## begin Data

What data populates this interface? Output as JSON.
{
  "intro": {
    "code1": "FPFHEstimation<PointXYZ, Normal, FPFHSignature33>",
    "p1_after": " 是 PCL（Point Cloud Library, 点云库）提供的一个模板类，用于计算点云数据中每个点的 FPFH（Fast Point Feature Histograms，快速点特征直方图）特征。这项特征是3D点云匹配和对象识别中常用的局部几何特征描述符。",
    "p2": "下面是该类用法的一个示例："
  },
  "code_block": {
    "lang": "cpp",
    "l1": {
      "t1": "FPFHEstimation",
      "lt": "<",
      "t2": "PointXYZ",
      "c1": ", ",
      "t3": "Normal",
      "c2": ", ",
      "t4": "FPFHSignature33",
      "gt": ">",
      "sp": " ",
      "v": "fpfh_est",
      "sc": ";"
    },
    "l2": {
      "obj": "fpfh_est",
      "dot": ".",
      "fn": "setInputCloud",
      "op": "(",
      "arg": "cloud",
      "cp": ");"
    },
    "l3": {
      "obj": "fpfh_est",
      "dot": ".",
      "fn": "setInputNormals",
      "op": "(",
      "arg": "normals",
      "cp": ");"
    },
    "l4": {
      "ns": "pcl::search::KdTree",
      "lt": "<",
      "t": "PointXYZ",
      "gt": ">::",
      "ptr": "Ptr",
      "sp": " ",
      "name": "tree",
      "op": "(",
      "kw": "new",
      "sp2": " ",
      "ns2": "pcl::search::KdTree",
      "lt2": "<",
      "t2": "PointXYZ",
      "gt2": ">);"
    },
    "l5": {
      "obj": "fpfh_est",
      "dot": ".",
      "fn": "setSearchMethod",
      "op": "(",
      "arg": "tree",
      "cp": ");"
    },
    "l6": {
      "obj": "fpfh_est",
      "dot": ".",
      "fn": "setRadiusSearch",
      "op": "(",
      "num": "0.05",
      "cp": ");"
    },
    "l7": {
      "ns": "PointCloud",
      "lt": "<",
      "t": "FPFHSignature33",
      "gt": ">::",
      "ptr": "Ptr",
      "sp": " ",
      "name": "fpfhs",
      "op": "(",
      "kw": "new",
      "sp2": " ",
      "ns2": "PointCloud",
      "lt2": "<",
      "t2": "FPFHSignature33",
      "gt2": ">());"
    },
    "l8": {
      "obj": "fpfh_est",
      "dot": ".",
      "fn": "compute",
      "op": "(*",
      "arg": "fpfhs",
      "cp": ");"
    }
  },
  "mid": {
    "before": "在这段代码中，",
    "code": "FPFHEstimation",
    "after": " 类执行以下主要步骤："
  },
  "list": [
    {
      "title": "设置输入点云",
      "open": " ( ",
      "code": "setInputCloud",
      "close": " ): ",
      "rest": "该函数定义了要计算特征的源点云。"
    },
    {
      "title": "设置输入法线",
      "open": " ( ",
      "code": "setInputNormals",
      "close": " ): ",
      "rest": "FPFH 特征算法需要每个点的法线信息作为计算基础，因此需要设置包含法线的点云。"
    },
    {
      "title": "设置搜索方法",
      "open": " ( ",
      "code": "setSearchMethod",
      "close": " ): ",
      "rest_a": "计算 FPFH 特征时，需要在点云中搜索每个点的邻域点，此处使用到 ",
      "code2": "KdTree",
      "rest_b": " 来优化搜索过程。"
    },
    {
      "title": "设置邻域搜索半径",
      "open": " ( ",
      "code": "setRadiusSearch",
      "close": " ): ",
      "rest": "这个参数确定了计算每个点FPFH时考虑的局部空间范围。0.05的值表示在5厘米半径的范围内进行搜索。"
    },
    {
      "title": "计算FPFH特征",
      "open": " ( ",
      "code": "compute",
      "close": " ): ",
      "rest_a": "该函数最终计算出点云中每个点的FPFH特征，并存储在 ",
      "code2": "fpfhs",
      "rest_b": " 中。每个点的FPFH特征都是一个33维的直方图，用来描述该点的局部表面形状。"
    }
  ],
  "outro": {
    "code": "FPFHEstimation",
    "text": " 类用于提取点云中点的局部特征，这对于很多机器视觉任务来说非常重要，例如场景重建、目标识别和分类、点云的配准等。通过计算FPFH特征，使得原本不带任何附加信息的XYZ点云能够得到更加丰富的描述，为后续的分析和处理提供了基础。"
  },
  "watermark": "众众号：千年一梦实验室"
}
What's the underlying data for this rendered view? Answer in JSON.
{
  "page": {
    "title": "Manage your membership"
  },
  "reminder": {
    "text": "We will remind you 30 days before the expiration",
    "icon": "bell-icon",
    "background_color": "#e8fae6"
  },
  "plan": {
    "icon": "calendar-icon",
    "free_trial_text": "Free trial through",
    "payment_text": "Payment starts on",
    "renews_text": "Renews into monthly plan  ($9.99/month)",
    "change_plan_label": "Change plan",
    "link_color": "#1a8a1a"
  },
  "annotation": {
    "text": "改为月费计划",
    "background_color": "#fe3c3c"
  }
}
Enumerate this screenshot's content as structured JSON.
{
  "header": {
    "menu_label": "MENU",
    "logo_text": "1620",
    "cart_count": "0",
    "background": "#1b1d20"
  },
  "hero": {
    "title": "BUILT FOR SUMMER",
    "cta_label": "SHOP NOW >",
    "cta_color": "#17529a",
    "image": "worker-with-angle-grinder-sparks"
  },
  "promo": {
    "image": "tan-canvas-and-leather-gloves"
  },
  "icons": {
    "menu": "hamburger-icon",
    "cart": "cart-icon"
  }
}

## end Data

Work to complete: In the listing above, find the lines holding the word "PointXYZ" and copy them.

Result for this task:
    "code1": "FPFHEstimation<PointXYZ, Normal, FPFHSignature33>",
      "t2": "PointXYZ",
      "t": "PointXYZ",
      "t2": "PointXYZ",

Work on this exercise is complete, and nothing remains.